**Task description**
Could you write out the records below exactly as they appear?

**Items**
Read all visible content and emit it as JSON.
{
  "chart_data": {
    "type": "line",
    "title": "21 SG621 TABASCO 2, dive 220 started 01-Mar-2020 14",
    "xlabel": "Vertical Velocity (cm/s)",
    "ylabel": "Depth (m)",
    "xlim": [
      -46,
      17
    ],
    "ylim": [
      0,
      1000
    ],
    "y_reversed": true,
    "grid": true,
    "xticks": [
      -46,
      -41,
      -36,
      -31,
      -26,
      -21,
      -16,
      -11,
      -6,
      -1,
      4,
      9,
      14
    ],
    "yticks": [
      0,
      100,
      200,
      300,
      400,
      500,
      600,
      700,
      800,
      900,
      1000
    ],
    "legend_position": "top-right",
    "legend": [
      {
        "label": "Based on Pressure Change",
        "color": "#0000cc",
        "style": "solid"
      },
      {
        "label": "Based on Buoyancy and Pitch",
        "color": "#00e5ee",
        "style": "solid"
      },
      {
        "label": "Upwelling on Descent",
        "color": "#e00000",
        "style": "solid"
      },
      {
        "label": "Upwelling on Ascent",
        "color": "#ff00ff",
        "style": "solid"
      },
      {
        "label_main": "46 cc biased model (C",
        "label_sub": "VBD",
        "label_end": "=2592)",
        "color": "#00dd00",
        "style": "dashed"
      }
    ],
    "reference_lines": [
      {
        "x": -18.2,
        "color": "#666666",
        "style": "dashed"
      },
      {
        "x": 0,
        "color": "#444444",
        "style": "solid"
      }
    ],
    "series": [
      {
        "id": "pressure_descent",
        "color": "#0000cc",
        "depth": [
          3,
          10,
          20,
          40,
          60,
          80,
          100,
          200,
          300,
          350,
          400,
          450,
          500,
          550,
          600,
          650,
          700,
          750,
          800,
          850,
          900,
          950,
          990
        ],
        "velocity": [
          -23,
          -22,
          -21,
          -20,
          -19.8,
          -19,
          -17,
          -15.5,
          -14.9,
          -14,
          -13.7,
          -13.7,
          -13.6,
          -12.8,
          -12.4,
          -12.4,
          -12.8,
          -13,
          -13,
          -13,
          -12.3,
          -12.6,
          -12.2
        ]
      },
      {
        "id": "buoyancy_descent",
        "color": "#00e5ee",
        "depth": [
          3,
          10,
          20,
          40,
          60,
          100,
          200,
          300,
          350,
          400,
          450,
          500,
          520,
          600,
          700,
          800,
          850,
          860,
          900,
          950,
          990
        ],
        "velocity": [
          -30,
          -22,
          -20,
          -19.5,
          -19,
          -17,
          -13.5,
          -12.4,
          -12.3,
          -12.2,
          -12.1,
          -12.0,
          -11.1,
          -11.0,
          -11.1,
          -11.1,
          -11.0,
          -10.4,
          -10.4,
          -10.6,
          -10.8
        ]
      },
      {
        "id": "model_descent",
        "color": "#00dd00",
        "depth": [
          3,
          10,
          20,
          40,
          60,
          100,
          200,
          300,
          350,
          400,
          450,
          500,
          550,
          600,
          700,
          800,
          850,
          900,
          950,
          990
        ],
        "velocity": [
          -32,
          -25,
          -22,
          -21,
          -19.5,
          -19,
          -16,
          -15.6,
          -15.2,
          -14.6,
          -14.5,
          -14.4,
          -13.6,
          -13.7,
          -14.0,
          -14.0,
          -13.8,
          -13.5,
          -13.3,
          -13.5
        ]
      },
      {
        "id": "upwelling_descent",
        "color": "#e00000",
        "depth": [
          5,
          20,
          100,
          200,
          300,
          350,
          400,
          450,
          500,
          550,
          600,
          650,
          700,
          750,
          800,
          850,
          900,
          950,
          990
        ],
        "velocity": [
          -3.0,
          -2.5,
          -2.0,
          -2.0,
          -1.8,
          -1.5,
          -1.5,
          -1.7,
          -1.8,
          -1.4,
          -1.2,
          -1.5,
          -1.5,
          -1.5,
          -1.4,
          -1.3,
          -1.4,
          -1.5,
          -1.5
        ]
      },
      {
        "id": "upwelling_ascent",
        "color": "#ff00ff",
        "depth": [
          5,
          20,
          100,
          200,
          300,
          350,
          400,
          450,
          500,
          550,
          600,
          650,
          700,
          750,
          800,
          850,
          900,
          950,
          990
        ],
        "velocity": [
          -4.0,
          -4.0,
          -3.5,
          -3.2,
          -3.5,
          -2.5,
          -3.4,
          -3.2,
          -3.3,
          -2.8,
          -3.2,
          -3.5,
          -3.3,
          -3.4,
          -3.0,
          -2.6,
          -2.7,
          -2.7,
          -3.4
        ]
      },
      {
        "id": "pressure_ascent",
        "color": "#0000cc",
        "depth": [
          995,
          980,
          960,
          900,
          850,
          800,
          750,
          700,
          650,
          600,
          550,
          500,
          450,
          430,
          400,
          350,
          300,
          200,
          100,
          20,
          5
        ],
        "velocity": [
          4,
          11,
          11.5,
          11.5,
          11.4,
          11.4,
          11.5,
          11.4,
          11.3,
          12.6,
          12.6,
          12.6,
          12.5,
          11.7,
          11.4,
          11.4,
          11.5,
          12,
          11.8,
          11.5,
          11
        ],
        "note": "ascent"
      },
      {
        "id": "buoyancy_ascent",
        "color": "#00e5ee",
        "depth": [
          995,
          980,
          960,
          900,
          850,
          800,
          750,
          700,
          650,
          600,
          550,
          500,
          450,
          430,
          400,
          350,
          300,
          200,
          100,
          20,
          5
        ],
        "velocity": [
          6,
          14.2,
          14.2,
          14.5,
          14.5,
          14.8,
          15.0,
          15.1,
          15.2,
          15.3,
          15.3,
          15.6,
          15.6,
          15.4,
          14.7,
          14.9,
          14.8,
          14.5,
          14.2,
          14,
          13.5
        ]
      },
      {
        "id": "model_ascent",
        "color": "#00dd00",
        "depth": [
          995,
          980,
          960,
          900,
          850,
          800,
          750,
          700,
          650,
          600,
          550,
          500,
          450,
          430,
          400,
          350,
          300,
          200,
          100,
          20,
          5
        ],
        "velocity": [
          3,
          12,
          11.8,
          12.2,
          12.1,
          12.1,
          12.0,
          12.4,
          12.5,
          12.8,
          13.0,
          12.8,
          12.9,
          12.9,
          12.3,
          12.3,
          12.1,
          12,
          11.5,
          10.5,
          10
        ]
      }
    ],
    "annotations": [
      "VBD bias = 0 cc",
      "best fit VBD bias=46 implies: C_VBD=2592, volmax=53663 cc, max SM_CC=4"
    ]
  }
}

**Response to this exercise**
Read all visible content and emit it as JSON.
{
  "chart_data": {
    "type": "line",
    "title": "21 SG621 TABASCO 2, dive 220 started 01-Mar-2020 14",
    "xlabel": "Vertical Velocity (cm/s)",
    "ylabel": "Depth (m)",
    "xlim": [
      -46,
      17
    ],
    "ylim": [
      0,
      1000
    ],
    "y_reversed": true,
    "grid": true,
    "xticks": [
      -46,
      -41,
      -36,
      -31,
      -26,
      -21,
      -16,
      -11,
      -6,
      -1,
      4,
      9,
      14
    ],
    "yticks": [
      0,
      100,
      200,
      300,
      400,
      500,
      600,
      700,
      800,
      900,
      1000
    ],
    "legend_position": "top-right",
    "legend": [
      {
        "label": "Based on Pressure Change",
        "color": "#0000cc",
        "style": "solid"
      },
      {
        "label": "Based on Buoyancy and Pitch",
        "color": "#00e5ee",
        "style": "solid"
      },
      {
        "label": "Upwelling on Descent",
        "color": "#e00000",
        "style": "solid"
      },
      {
        "label": "Upwelling on Ascent",
        "color": "#ff00ff",
        "style": "solid"
      },
      {
        "label_main": "46 cc biased model (C",
        "label_sub": "VBD",
        "label_end": "=2592)",
        "color": "#00dd00",
        "style": "dashed"
      }
    ],
    "reference_lines": [
      {
        "x": -18.2,
        "color": "#666666",
        "style": "dashed"
      },
      {
        "x": 0,
        "color": "#444444",
        "style": "solid"
      }
    ],
    "series": [
      {
        "id": "pressure_descent",
        "color": "#0000cc",
        "depth": [
          3,
          10,
          20,
          40,
          60,
          80,
          100,
          200,
          300,
          350,
          400,
          450,
          500,
          550,
          600,
          650,
          700,
          750,
          800,
          850,
          900,
          950,
          990
        ],
        "velocity": [
          -23,
          -22,
          -21,
          -20,
          -19.8,
          -19,
          -17,
          -15.5,
          -14.9,
          -14,
          -13.7,
          -13.7,
          -13.6,
          -12.8,
          -12.4,
          -12.4,
          -12.8,
          -13,
          -13,
          -13,
          -12.3,
          -12.6,
          -12.2
        ]
      },
      {
        "id": "buoyancy_descent",
        "color": "#00e5ee",
        "depth": [
          3,
          10,
          20,
          40,
          60,
          100,
          200,
          300,
          350,
          400,
          450,
          500,
          520,
          600,
          700,
          800,
          850,
          860,
          900,
          950,
          990
        ],
        "velocity": [
          -30,
          -22,
          -20,
          -19.5,
          -19,
          -17,
          -13.5,
          -12.4,
          -12.3,
          -12.2,
          -12.1,
          -12.0,
          -11.1,
          -11.0,
          -11.1,
          -11.1,
          -11.0,
          -10.4,
          -10.4,
          -10.6,
          -10.8
        ]
      },
      {
        "id": "model_descent",
        "color": "#00dd00",
        "depth": [
          3,
          10,
          20,
          40,
          60,
          100,
          200,
          300,
          350,
          400,
          450,
          500,
          550,
          600,
          700,
          800,
          850,
          900,
          950,
          990
        ],
        "velocity": [
          -32,
          -25,
          -22,
          -21,
          -19.5,
          -19,
          -16,
          -15.6,
          -15.2,
          -14.6,
          -14.5,
          -14.4,
          -13.6,
          -13.7,
          -14.0,
          -14.0,
          -13.8,
          -13.5,
          -13.3,
          -13.5
        ]
      },
      {
        "id": "upwelling_descent",
        "color": "#e00000",
        "depth": [
          5,
          20,
          100,
          200,
          300,
          350,
          400,
          450,
          500,
          550,
          600,
          650,
          700,
          750,
          800,
          850,
          900,
          950,
          990
        ],
        "velocity": [
          -3.0,
          -2.5,
          -2.0,
          -2.0,
          -1.8,
          -1.5,
          -1.5,
          -1.7,
          -1.8,
          -1.4,
          -1.2,
          -1.5,
          -1.5,
          -1.5,
          -1.4,
          -1.3,
          -1.4,
          -1.5,
          -1.5
        ]
      },
      {
        "id": "upwelling_ascent",
        "color": "#ff00ff",
        "depth": [
          5,
          20,
          100,
          200,
          300,
          350,
          400,
          450,
          500,
          550,
          600,
          650,
          700,
          750,
          800,
          850,
          900,
          950,
          990
        ],
        "velocity": [
          -4.0,
          -4.0,
          -3.5,
          -3.2,
          -3.5,
          -2.5,
          -3.4,
          -3.2,
          -3.3,
          -2.8,
          -3.2,
          -3.5,
          -3.3,
          -3.4,
          -3.0,
          -2.6,
          -2.7,
          -2.7,
          -3.4
        ]
      },
      {
        "id": "pressure_ascent",
        "color": "#0000cc",
        "depth": [
          995,
          980,
          960,
          900,
          850,
          800,
          750,
          700,
          650,
          600,
          550,
          500,
          450,
          430,
          400,
          350,
          300,
          200,
          100,
          20,
          5
        ],
        "velocity": [
          4,
          11,
          11.5,
          11.5,
          11.4,
          11.4,
          11.5,
          11.4,
          11.3,
          12.6,
          12.6,
          12.6,
          12.5,
          11.7,
          11.4,
          11.4,
          11.5,
          12,
          11.8,
          11.5,
          11
        ],
        "note": "ascent"
      },
      {
        "id": "buoyancy_ascent",
        "color": "#00e5ee",
        "depth": [
          995,
          980,
          960,
          900,
          850,
          800,
          750,
          700,
          650,
          600,
          550,
          500,
          450,
          430,
          400,
          350,
          300,
          200,
          100,
          20,
          5
        ],
        "velocity": [
          6,
          14.2,
          14.2,
          14.5,
          14.5,
          14.8,
          15.0,
          15.1,
          15.2,
          15.3,
          15.3,
          15.6,
          15.6,
          15.4,
          14.7,
          14.9,
          14.8,
          14.5,
          14.2,
          14,
          13.5
        ]
      },
      {
        "id": "model_ascent",
        "color": "#00dd00",
        "depth": [
          995,
          980,
          960,
          900,
          850,
          800,
          750,
          700,
          650,
          600,
          550,
          500,
          450,
          430,
          400,
          350,
          300,
          200,
          100,
          20,
          5
        ],
        "velocity": [
          3,
          12,
          11.8,
          12.2,
          12.1,
          12.1,
          12.0,
          12.4,
          12.5,
          12.8,
          13.0,
          12.8,
          12.9,
          12.9,
          12.3,
          12.3,
          12.1,
          12,
          11.5,
          10.5,
          10
        ]
      }
    ],
    "annotations": [
      "VBD bias = 0 cc",
      "best fit VBD bias=46 implies: C_VBD=2592, volmax=53663 cc, max SM_CC=4"
    ]
  }
}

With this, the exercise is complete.